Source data

*-*-*

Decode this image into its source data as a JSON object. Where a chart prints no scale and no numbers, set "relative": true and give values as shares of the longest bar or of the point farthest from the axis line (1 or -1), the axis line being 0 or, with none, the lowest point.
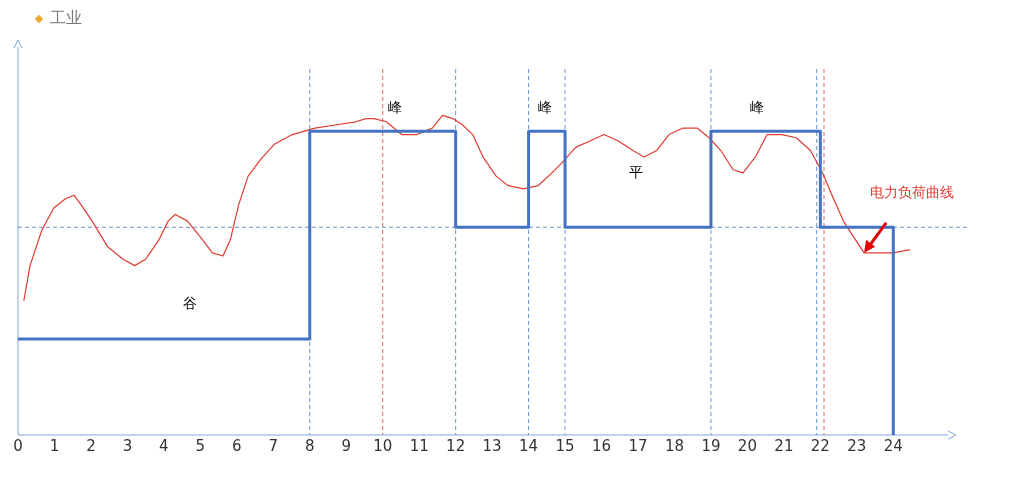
{
  "chart_data": {
    "type": "line",
    "title": "工业",
    "relative": true,
    "x": [
      0,
      8,
      12,
      14,
      15,
      19,
      22,
      24,
      24
    ],
    "xlim": [
      0,
      25.5
    ],
    "xticks": [
      0,
      1,
      2,
      3,
      4,
      5,
      6,
      7,
      8,
      9,
      10,
      11,
      12,
      13,
      14,
      15,
      16,
      17,
      18,
      19,
      20,
      21,
      22,
      23,
      24
    ],
    "tick_labels": "x",
    "grid": false,
    "legend": false,
    "marker": "none",
    "series": [
      {
        "type": "step",
        "color": "#4472c4",
        "values": [
          0.3,
          0.95,
          0.65,
          0.95,
          0.65,
          0.95,
          0.65,
          0.65,
          0
        ]
      },
      {
        "color": "#e03c31",
        "x": [
          0.16,
          0.33,
          0.65,
          0.98,
          1.31,
          1.54,
          1.73,
          2.03,
          2.45,
          2.88,
          3.2,
          3.5,
          3.86,
          4.12,
          4.31,
          4.64,
          5.0,
          5.33,
          5.62,
          5.82,
          6.05,
          6.31,
          6.64,
          7.03,
          7.52,
          8.14,
          8.7,
          9.26,
          9.54,
          9.76,
          10.1,
          10.52,
          10.94,
          11.36,
          11.64,
          11.92,
          12.19,
          12.47,
          12.75,
          13.11,
          13.44,
          13.86,
          14.26,
          14.64,
          14.9,
          15.29,
          15.68,
          16.07,
          16.46,
          16.86,
          17.17,
          17.51,
          17.85,
          18.22,
          18.63,
          18.95,
          19.27,
          19.61,
          19.88,
          20.22,
          20.54,
          20.94,
          21.34,
          21.73,
          22.06,
          22.32,
          22.63,
          22.91,
          23.2,
          23.58,
          24.0,
          24.46
        ],
        "values": [
          0.42,
          0.53,
          0.64,
          0.71,
          0.74,
          0.75,
          0.72,
          0.67,
          0.59,
          0.55,
          0.53,
          0.55,
          0.61,
          0.67,
          0.69,
          0.67,
          0.62,
          0.57,
          0.56,
          0.61,
          0.72,
          0.81,
          0.86,
          0.91,
          0.94,
          0.96,
          0.97,
          0.98,
          0.99,
          0.99,
          0.98,
          0.94,
          0.94,
          0.96,
          1.0,
          0.99,
          0.97,
          0.94,
          0.87,
          0.81,
          0.78,
          0.77,
          0.78,
          0.82,
          0.85,
          0.9,
          0.92,
          0.94,
          0.92,
          0.89,
          0.87,
          0.89,
          0.94,
          0.96,
          0.96,
          0.93,
          0.89,
          0.83,
          0.82,
          0.87,
          0.94,
          0.94,
          0.93,
          0.89,
          0.82,
          0.75,
          0.67,
          0.62,
          0.57,
          0.57,
          0.57,
          0.58
        ]
      }
    ],
    "ref_lines": [
      {
        "axis": "x",
        "value": 8,
        "color": "#4472c4",
        "line_style": "dashed"
      },
      {
        "axis": "x",
        "value": 12,
        "color": "#4472c4",
        "line_style": "dashed"
      },
      {
        "axis": "x",
        "value": 14,
        "color": "#4472c4",
        "line_style": "dashed"
      },
      {
        "axis": "x",
        "value": 15,
        "color": "#4472c4",
        "line_style": "dashed"
      },
      {
        "axis": "x",
        "value": 19,
        "color": "#4472c4",
        "line_style": "dashed"
      },
      {
        "axis": "x",
        "value": 21.9,
        "color": "#4472c4",
        "line_style": "dashed"
      },
      {
        "axis": "x",
        "value": 10,
        "color": "#e03c31",
        "line_style": "dashed"
      },
      {
        "axis": "x",
        "value": 22.1,
        "color": "#e03c31",
        "line_style": "dashed"
      },
      {
        "axis": "y",
        "value": 0.65,
        "color": "#4472c4",
        "line_style": "dashed"
      }
    ],
    "annotations": [
      "谷",
      "峰",
      "峰",
      "平",
      "峰",
      "电力负荷曲线"
    ]
  }
}
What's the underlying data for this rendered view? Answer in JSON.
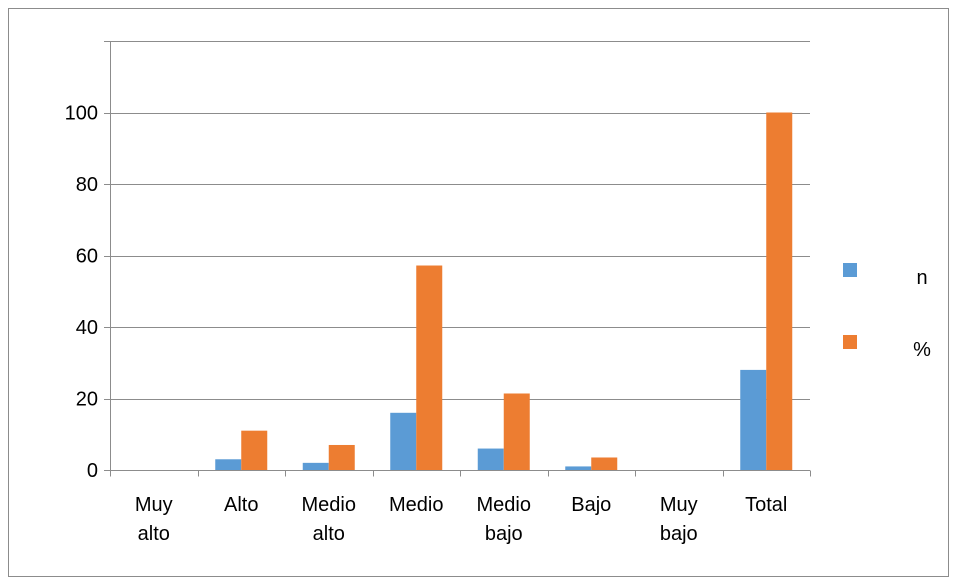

*-*-*

The lines to collect are those holding the string "JSON"; copy them all.

:: Finished answer ::
Decode this image into its source data as a JSON object. Where a chart prints no scale and no numbers, set "relative": true and give values as shares of the longest bar or of the point farthest from the axis line (1 or -1), the axis line being 0 or, with none, the lowest point.
What's the underlying data for this rendered view? Answer in JSON.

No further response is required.